1997 – Terceira série, foi-me dada a tarefa de tirar fotos de placas com emprego inadequado da crase. Saímos de casa, eu e meus pais, sem uma câmera. Reclamei. Chorei. Esperneei. No caminho de São Paulo a Atibaia, anotei os inúmeros erros num indigno bloquinho, à mão. Com crase. Segunda-feira: fui a única da classe a fazer o exercício.
No meio desse mês tive uma experiência dessas que nos trazem uma consciência superior das coisas, do mundo… Uma professora muito querida – e de literatura – foi convidada a falar em um evento de uma editora. A outra convidada: Lygia Fagundes Telles.
Aprendi metáfora com “Venha ver o pôr-do-sol e outros contos”, dela, na oitava série, coisa de que já não me lembrava. Metáfora é um tipo de aprendizado engraçado de explicar: não é como uma equação, que você aprende e sabe quando aprendeu, como aprendeu, e mais principalmente o que aprendeu. É quase uma equação da alma: uma vez aprendida passa misteriosamente a fazer parte de você.
Então eu tinha uma situação muito especial dentro dessa minha lembrança e constatação: tinha de um lado a Lygia Fagundes Telles, em pessoa, discursando sobre literatura e sua vocação, e de outro minha professora falando sobre subjetividade e inteligência literária dos alunos.
Lygia Fagundes Telles, formada em direito e educação física, é desses seres superiores que entendem que a vida é mais que a vida, que a realidade não é uma só e que somos compostos por tudo que fazemos com prazer. Sob o tema vago “inspiração literária” (e a bem da verdade não precisava ter tema algum), falou de sua vocação, numa dimensão muito interna, quase totalmente descolada de resultado, ou mesmo de talento. “Por que eu não fui bailarina? Por que eu não fui jurista, como minha mãe queria? Por que eu não fui pianista, como a minha mãe? Por que eu segui na minha vocação. E acertei” – dizia com um gesto enérgico e firme no ar.

Tarefa a realizar: No relato sobre Lygia Fagundes Telles, em quais áreas a escritora é apresentada como formada?

Itens fornecidos:
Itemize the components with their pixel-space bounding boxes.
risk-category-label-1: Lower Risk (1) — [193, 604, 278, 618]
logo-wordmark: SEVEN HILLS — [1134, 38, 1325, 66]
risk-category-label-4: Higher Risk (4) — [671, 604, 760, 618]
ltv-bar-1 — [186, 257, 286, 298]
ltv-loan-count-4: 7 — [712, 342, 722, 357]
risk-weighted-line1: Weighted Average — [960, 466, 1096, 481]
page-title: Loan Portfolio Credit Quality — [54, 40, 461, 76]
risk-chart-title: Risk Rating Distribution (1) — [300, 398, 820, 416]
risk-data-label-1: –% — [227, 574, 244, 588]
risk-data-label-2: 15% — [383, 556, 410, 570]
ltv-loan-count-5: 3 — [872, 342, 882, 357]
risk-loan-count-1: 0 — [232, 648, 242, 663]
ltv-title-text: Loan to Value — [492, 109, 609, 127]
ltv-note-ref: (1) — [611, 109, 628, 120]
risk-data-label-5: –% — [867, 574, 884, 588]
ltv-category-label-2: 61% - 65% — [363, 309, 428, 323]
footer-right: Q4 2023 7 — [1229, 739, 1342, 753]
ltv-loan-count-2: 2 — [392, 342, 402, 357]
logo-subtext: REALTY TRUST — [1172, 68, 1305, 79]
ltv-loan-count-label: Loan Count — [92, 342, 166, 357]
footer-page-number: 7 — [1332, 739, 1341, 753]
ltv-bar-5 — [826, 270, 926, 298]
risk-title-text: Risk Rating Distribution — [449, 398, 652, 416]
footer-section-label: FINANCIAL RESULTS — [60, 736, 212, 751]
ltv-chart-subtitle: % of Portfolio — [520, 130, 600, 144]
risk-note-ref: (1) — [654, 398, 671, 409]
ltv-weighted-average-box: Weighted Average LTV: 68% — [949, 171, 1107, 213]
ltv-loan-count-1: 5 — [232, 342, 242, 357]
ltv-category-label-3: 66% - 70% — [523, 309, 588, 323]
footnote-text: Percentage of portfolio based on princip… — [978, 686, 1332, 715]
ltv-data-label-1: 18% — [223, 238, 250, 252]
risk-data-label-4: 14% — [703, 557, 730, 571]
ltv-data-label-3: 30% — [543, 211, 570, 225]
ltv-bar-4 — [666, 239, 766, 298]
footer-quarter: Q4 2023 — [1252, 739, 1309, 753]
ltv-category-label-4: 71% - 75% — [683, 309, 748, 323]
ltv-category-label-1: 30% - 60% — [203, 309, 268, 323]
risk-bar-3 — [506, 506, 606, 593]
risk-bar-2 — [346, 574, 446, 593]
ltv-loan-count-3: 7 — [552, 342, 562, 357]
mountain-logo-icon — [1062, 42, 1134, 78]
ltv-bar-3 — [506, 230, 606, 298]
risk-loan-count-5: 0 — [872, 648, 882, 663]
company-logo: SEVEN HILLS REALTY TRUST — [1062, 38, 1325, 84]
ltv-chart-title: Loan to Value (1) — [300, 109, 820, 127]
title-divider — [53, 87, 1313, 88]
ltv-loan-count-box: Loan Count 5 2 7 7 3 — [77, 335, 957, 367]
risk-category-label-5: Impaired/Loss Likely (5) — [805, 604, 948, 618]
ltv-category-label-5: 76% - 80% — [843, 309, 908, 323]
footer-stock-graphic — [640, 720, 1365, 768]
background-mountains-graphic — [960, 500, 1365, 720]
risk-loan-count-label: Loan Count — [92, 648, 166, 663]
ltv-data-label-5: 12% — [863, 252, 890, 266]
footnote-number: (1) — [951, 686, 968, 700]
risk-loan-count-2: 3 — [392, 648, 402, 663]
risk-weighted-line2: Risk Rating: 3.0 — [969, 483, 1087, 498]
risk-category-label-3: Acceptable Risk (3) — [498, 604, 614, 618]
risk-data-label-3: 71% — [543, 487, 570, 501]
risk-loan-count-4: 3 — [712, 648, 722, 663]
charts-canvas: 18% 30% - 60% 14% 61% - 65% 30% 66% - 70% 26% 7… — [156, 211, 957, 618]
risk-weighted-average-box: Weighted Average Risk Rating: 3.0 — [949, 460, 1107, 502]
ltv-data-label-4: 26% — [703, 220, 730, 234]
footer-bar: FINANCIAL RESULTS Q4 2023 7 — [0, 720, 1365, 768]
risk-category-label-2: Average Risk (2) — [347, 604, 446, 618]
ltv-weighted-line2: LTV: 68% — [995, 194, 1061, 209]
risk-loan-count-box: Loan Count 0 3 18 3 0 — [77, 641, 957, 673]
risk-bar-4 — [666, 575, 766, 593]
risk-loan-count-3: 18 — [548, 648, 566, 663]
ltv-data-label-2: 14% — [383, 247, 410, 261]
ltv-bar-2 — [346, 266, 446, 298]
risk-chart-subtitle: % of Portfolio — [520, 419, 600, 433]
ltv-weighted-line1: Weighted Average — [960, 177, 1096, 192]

Resposta da tarefa: Em direito e educação física.